[Dataset records]

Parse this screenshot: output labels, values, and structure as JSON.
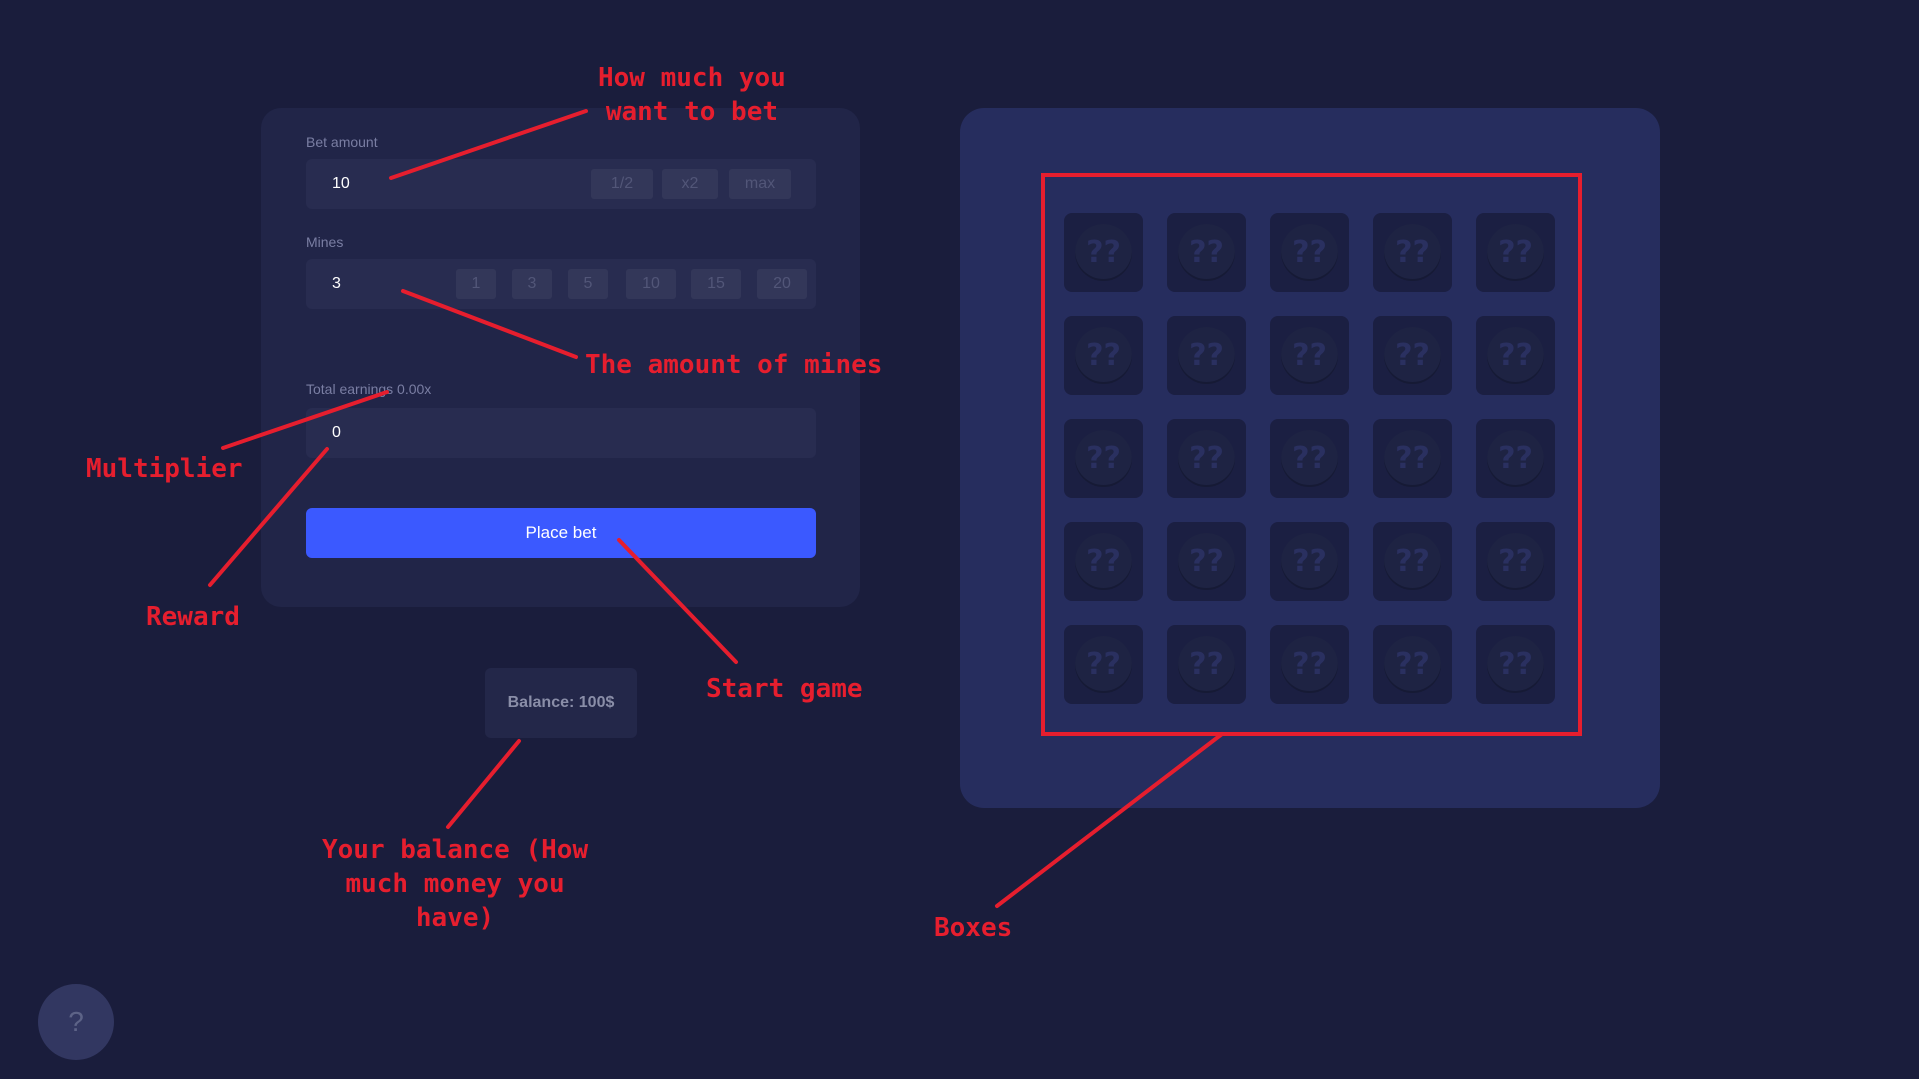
{
  "controls": {
    "bet_label": "Bet amount",
    "bet_value": "10",
    "bet_chips": [
      "1/2",
      "x2",
      "max"
    ],
    "mines_label": "Mines",
    "mines_value": "3",
    "mines_chips": [
      "1",
      "3",
      "5",
      "10",
      "15",
      "20"
    ],
    "earnings_label": "Total earnings 0.00x",
    "earnings_value": "0",
    "place_bet": "Place bet"
  },
  "balance": "Balance: 100$",
  "help_icon": "?",
  "board": {
    "rows": 5,
    "cols": 5,
    "box_glyph": "??"
  },
  "annotations": {
    "bet": [
      "How much you",
      "want to bet"
    ],
    "mines": "The amount of mines",
    "multiplier": "Multiplier",
    "reward": "Reward",
    "start": "Start game",
    "balance": [
      "Your balance (How",
      "much money you",
      "have)"
    ],
    "boxes": "Boxes"
  },
  "colors": {
    "background": "#1a1d3c",
    "panel": "#212548",
    "accent": "#3b59ff",
    "annotation": "#e61e2e"
  }
}
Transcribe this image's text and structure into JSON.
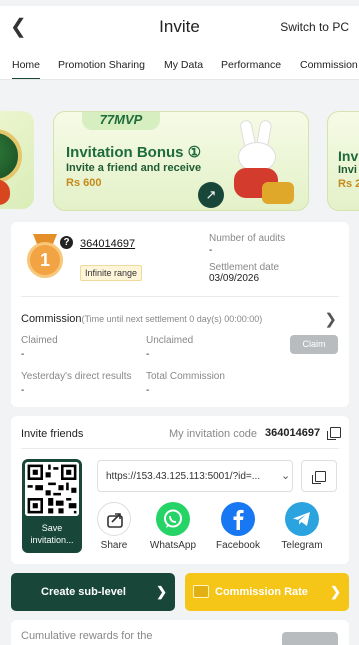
{
  "header": {
    "title": "Invite",
    "switch_label": "Switch to PC"
  },
  "tabs": [
    {
      "label": "Home",
      "active": true
    },
    {
      "label": "Promotion Sharing"
    },
    {
      "label": "My Data"
    },
    {
      "label": "Performance"
    },
    {
      "label": "Commission"
    }
  ],
  "banner": {
    "tag": "77MVP",
    "title": "Invitation Bonus ①",
    "subtitle": "Invite a friend and receive",
    "amount": "Rs 600",
    "next_title": "Inv",
    "next_subtitle": "Invi",
    "next_amount": "Rs 2"
  },
  "account": {
    "level_number": "1",
    "uid": "364014697",
    "range_badge": "Infinite range",
    "audits_label": "Number of audits",
    "audits_value": "-",
    "settlement_label": "Settlement date",
    "settlement_value": "03/09/2026"
  },
  "commission": {
    "title": "Commission",
    "hint": "(Time until next settlement  0 day(s) 00:00:00)",
    "claimed_label": "Claimed",
    "claimed_value": "-",
    "unclaimed_label": "Unclaimed",
    "unclaimed_value": "-",
    "claim_button": "Claim",
    "yesterday_label": "Yesterday's direct results",
    "yesterday_value": "-",
    "total_label": "Total Commission",
    "total_value": "-"
  },
  "invite": {
    "title": "Invite friends",
    "code_label": "My invitation code",
    "code_value": "364014697",
    "qr_label": "Save invitation...",
    "url": "https://153.43.125.113:5001/?id=...",
    "share": [
      {
        "label": "Share",
        "color": "#ffffff"
      },
      {
        "label": "WhatsApp",
        "color": "#25d366"
      },
      {
        "label": "Facebook",
        "color": "#1877f2"
      },
      {
        "label": "Telegram",
        "color": "#2aa3de"
      }
    ]
  },
  "actions": {
    "create_label": "Create sub-level",
    "rate_label": "Commission Rate"
  },
  "cumulative": {
    "text": "Cumulative rewards for the"
  },
  "colors": {
    "primary": "#18473a",
    "accent": "#f5c518",
    "disabled": "#b9bcbf"
  }
}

> [What to do]
Output every entry verbatim. Pictures do not belong in the copy.

> [Result for this task]
Parse this screenshot: output labels, values, and structure as JSON.
{
  "controls": {
    "bet_label": "Bet amount",
    "bet_value": "10",
    "bet_chips": [
      "1/2",
      "x2",
      "max"
    ],
    "mines_label": "Mines",
    "mines_value": "3",
    "mines_chips": [
      "1",
      "3",
      "5",
      "10",
      "15",
      "20"
    ],
    "earnings_label": "Total earnings 0.00x",
    "earnings_value": "0",
    "place_bet": "Place bet"
  },
  "balance": "Balance: 100$",
  "help_icon": "?",
  "board": {
    "rows": 5,
    "cols": 5,
    "box_glyph": "??"
  },
  "annotations": {
    "bet": [
      "How much you",
      "want to bet"
    ],
    "mines": "The amount of mines",
    "multiplier": "Multiplier",
    "reward": "Reward",
    "start": "Start game",
    "balance": [
      "Your balance (How",
      "much money you",
      "have)"
    ],
    "boxes": "Boxes"
  },
  "colors": {
    "background": "#1a1d3c",
    "panel": "#212548",
    "accent": "#3b59ff",
    "annotation": "#e61e2e"
  }
}
Transcribe this image's text and structure into JSON.
{
  "header": {
    "title": "Invite",
    "switch_label": "Switch to PC"
  },
  "tabs": [
    {
      "label": "Home",
      "active": true
    },
    {
      "label": "Promotion Sharing"
    },
    {
      "label": "My Data"
    },
    {
      "label": "Performance"
    },
    {
      "label": "Commission"
    }
  ],
  "banner": {
    "tag": "77MVP",
    "title": "Invitation Bonus ①",
    "subtitle": "Invite a friend and receive",
    "amount": "Rs 600",
    "next_title": "Inv",
    "next_subtitle": "Invi",
    "next_amount": "Rs 2"
  },
  "account": {
    "level_number": "1",
    "uid": "364014697",
    "range_badge": "Infinite range",
    "audits_label": "Number of audits",
    "audits_value": "-",
    "settlement_label": "Settlement date",
    "settlement_value": "03/09/2026"
  },
  "commission": {
    "title": "Commission",
    "hint": "(Time until next settlement  0 day(s) 00:00:00)",
    "claimed_label": "Claimed",
    "claimed_value": "-",
    "unclaimed_label": "Unclaimed",
    "unclaimed_value": "-",
    "claim_button": "Claim",
    "yesterday_label": "Yesterday's direct results",
    "yesterday_value": "-",
    "total_label": "Total Commission",
    "total_value": "-"
  },
  "invite": {
    "title": "Invite friends",
    "code_label": "My invitation code",
    "code_value": "364014697",
    "qr_label": "Save invitation...",
    "url": "https://153.43.125.113:5001/?id=...",
    "share": [
      {
        "label": "Share",
        "color": "#ffffff"
      },
      {
        "label": "WhatsApp",
        "color": "#25d366"
      },
      {
        "label": "Facebook",
        "color": "#1877f2"
      },
      {
        "label": "Telegram",
        "color": "#2aa3de"
      }
    ]
  },
  "actions": {
    "create_label": "Create sub-level",
    "rate_label": "Commission Rate"
  },
  "cumulative": {
    "text": "Cumulative rewards for the"
  },
  "colors": {
    "primary": "#18473a",
    "accent": "#f5c518",
    "disabled": "#b9bcbf"
  }
}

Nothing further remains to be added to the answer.